>> Start DATA LINES
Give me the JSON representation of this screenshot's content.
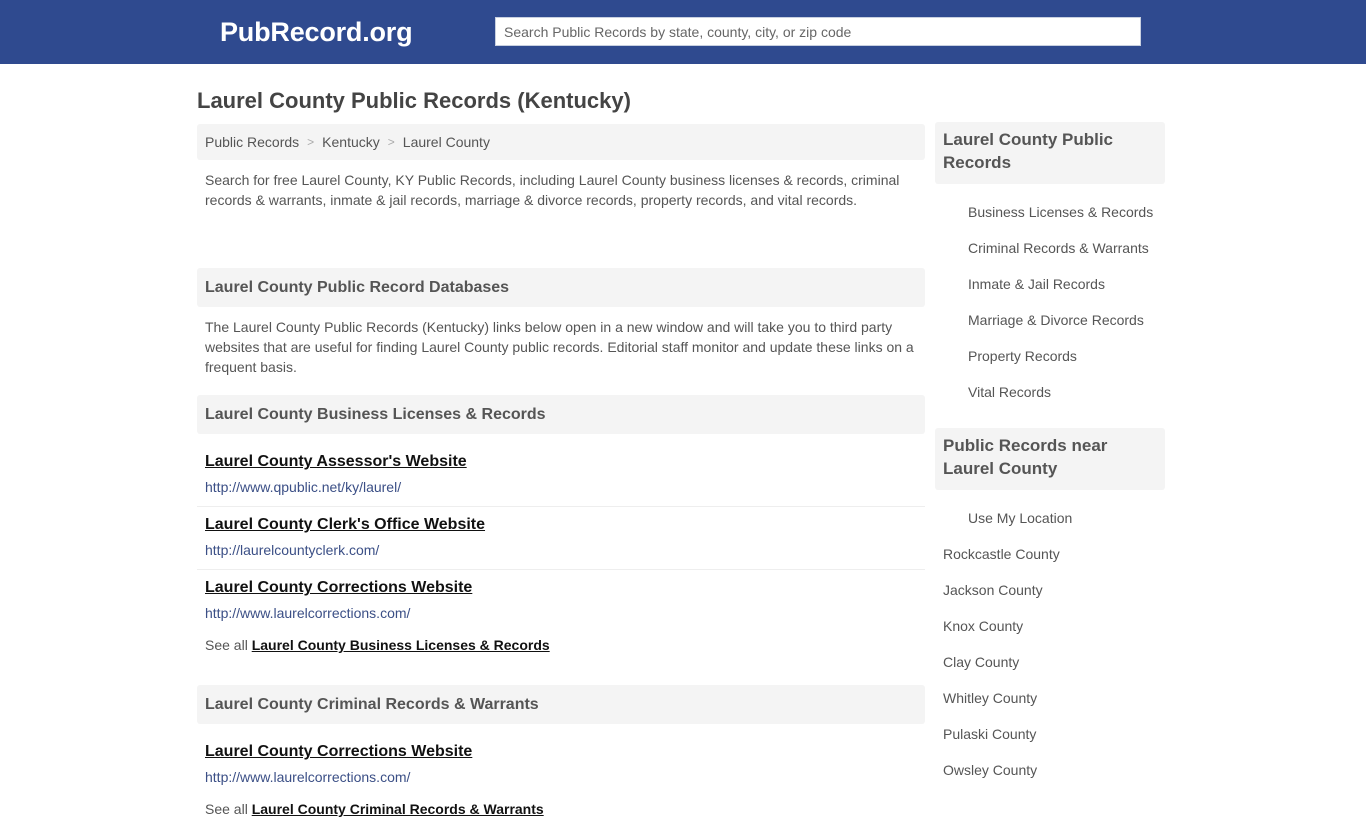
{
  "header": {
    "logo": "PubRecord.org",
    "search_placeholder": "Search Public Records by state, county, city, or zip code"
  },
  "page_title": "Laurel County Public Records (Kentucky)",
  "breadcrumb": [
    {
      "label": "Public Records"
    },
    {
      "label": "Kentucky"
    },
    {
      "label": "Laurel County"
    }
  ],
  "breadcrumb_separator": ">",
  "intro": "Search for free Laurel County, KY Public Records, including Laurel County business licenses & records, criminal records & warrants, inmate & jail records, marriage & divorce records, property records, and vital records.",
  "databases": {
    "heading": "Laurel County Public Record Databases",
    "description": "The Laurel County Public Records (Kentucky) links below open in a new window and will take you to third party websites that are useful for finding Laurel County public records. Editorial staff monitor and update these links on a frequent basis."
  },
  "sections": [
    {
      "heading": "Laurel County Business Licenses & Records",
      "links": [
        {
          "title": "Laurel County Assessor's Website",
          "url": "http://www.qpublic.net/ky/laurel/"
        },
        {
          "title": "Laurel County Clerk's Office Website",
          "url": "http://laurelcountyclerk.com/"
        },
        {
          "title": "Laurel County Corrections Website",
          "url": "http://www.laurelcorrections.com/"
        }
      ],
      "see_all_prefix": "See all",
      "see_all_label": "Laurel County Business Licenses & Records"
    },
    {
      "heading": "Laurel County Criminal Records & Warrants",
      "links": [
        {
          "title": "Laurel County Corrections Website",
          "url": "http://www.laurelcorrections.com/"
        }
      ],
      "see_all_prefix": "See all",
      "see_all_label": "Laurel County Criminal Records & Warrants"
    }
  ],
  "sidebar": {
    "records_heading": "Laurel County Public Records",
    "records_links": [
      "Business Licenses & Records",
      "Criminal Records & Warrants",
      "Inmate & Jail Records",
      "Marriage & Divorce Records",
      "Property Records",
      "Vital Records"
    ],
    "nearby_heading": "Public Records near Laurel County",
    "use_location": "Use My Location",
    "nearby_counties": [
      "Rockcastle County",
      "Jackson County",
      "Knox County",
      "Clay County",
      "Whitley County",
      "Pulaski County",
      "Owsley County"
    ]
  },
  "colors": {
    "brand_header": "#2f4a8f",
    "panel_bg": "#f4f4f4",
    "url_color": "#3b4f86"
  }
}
>> End DATA LINES
AIM OF THE TASK:
Filter out every line that lacks the word "Search", and copy the rest.

EXERCISE ANSWER:
    "search_placeholder": "Search Public Records by state, county, city, or zip code"
  "intro": "Search for free Laurel County, KY Public Records, including Laurel County business licenses & records, criminal records & warrants, inmate & jail records, marriage & divorce records, property records, and vital records.",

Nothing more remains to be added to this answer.